--- Do this ---
Filter the entries, keeping every line with the word "forcella".

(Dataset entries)
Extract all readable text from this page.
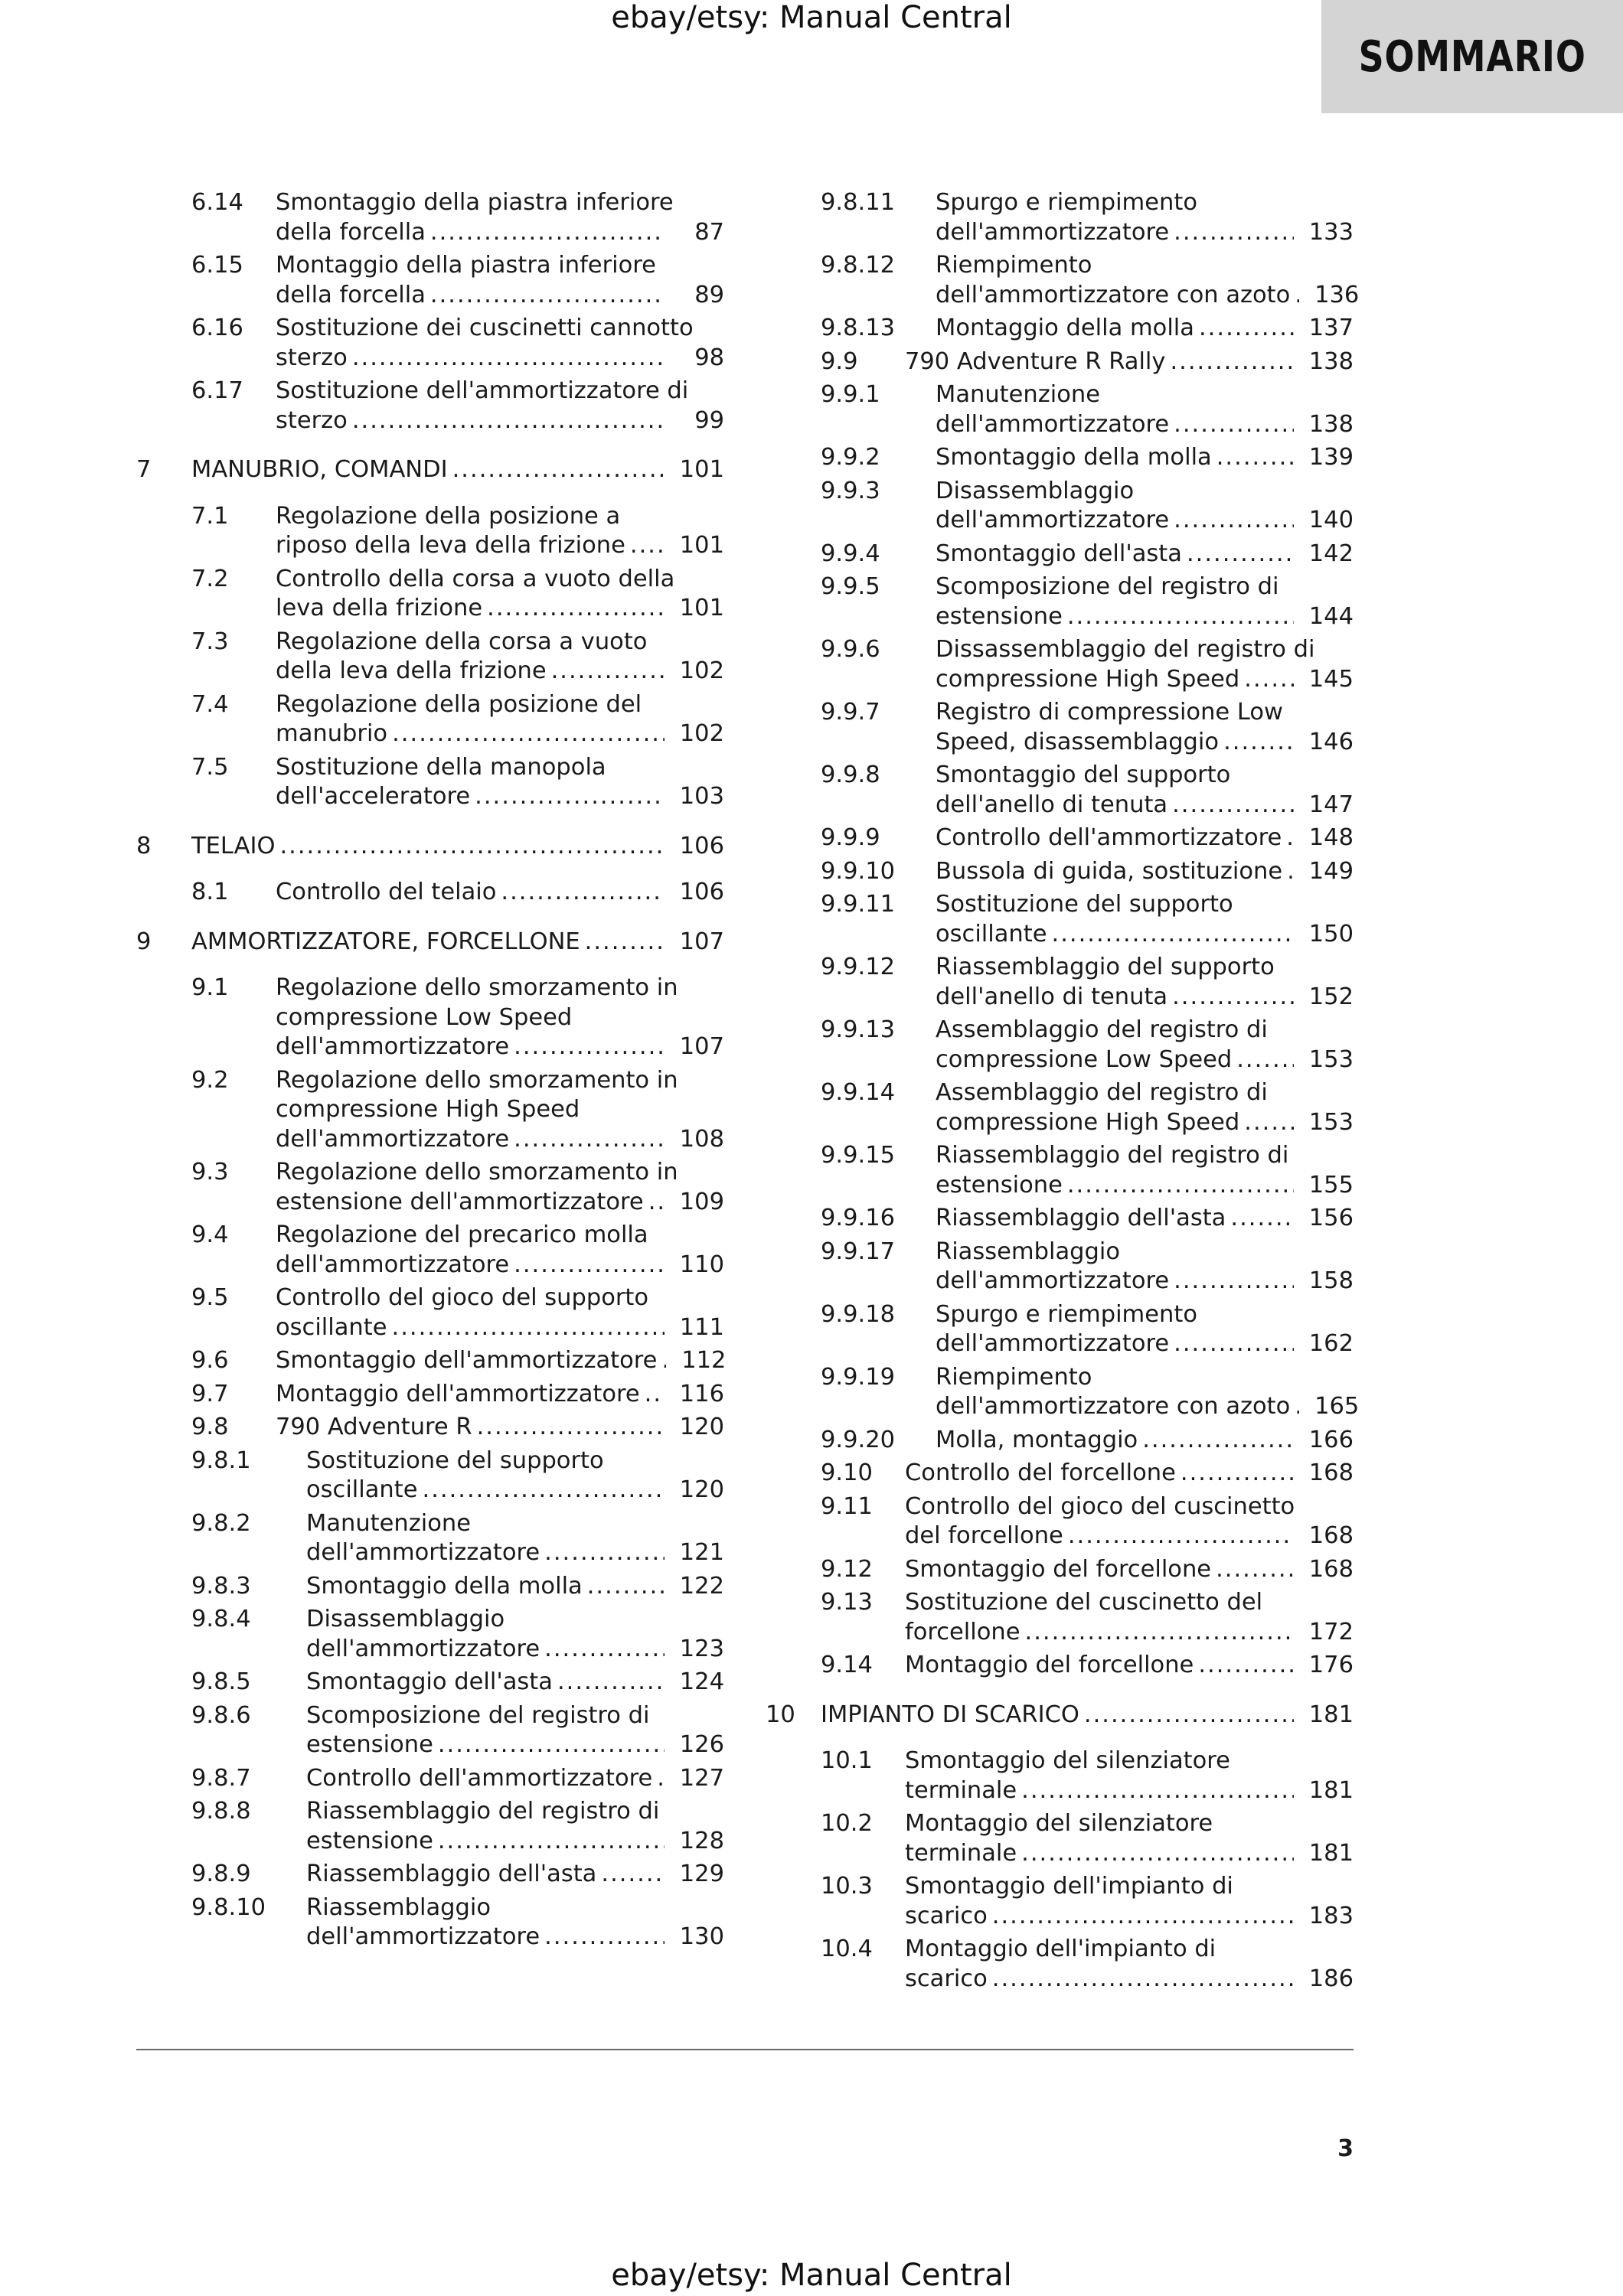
ebay/etsy: Manual Central
SOMMARIO
6.14 Smontaggio della piastra inferiore
della forcella .....	87
6.15 Montaggio della piastra inferiore
della forcella .....	89
6.16 Sostituzione dei cuscinetti cannotto
sterzo .....	98
6.17 Sostituzione dell'ammortizzatore di
sterzo .....	99
7 MANUBRIO, COMANDI .....	101
7.1 Regolazione della posizione a
riposo della leva della frizione .....	101
7.2 Controllo della corsa a vuoto della
leva della frizione .....	101
7.3 Regolazione della corsa a vuoto
della leva della frizione .....	102
7.4 Regolazione della posizione del
manubrio .....	102
7.5 Sostituzione della manopola
dell'acceleratore .....	103
8 TELAIO .....	106
8.1 Controllo del telaio .....	106
9 AMMORTIZZATORE, FORCELLONE .....	107
9.1 Regolazione dello smorzamento in
compressione Low Speed
dell'ammortizzatore .....	107
9.2 Regolazione dello smorzamento in
compressione High Speed
dell'ammortizzatore .....	108
9.3 Regolazione dello smorzamento in
estensione dell'ammortizzatore .....	109
9.4 Regolazione del precarico molla
dell'ammortizzatore .....	110
9.5 Controllo del gioco del supporto
oscillante .....	111
9.6 Smontaggio dell'ammortizzatore .....	112
9.7 Montaggio dell'ammortizzatore .....	116
9.8 790 Adventure R .....	120
9.8.1 Sostituzione del supporto
oscillante .....	120
9.8.2 Manutenzione
dell'ammortizzatore .....	121
9.8.3 Smontaggio della molla .....	122
9.8.4 Disassemblaggio
dell'ammortizzatore .....	123
9.8.5 Smontaggio dell'asta .....	124
9.8.6 Scomposizione del registro di
estensione .....	126
9.8.7 Controllo dell'ammortizzatore .....	127
9.8.8 Riassemblaggio del registro di
estensione .....	128
9.8.9 Riassemblaggio dell'asta .....	129
9.8.10 Riassemblaggio
dell'ammortizzatore .....	130
9.8.11 Spurgo e riempimento
dell'ammortizzatore .....	133
9.8.12 Riempimento
dell'ammortizzatore con azoto .....	136
9.8.13 Montaggio della molla .....	137
9.9 790 Adventure R Rally .....	138
9.9.1 Manutenzione
dell'ammortizzatore .....	138
9.9.2 Smontaggio della molla .....	139
9.9.3 Disassemblaggio
dell'ammortizzatore .....	140
9.9.4 Smontaggio dell'asta .....	142
9.9.5 Scomposizione del registro di
estensione .....	144
9.9.6 Dissassemblaggio del registro di
compressione High Speed .....	145
9.9.7 Registro di compressione Low
Speed, disassemblaggio .....	146
9.9.8 Smontaggio del supporto
dell'anello di tenuta .....	147
9.9.9 Controllo dell'ammortizzatore .....	148
9.9.10 Bussola di guida, sostituzione .....	149
9.9.11 Sostituzione del supporto
oscillante .....	150
9.9.12 Riassemblaggio del supporto
dell'anello di tenuta .....	152
9.9.13 Assemblaggio del registro di
compressione Low Speed .....	153
9.9.14 Assemblaggio del registro di
compressione High Speed .....	153
9.9.15 Riassemblaggio del registro di
estensione .....	155
9.9.16 Riassemblaggio dell'asta .....	156
9.9.17 Riassemblaggio
dell'ammortizzatore .....	158
9.9.18 Spurgo e riempimento
dell'ammortizzatore .....	162
9.9.19 Riempimento
dell'ammortizzatore con azoto .....	165
9.9.20 Molla, montaggio .....	166
9.10 Controllo del forcellone .....	168
9.11 Controllo del gioco del cuscinetto
del forcellone .....	168
9.12 Smontaggio del forcellone .....	168
9.13 Sostituzione del cuscinetto del
forcellone .....	172
9.14 Montaggio del forcellone .....	176
10 IMPIANTO DI SCARICO .....	181
10.1 Smontaggio del silenziatore
terminale .....	181
10.2 Montaggio del silenziatore
terminale .....	181
10.3 Smontaggio dell'impianto di
scarico .....	183
10.4 Montaggio dell'impianto di
scarico .....	186
3
ebay/etsy: Manual Central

--- Response to this exercise ---
della forcella .....	87
della forcella .....	89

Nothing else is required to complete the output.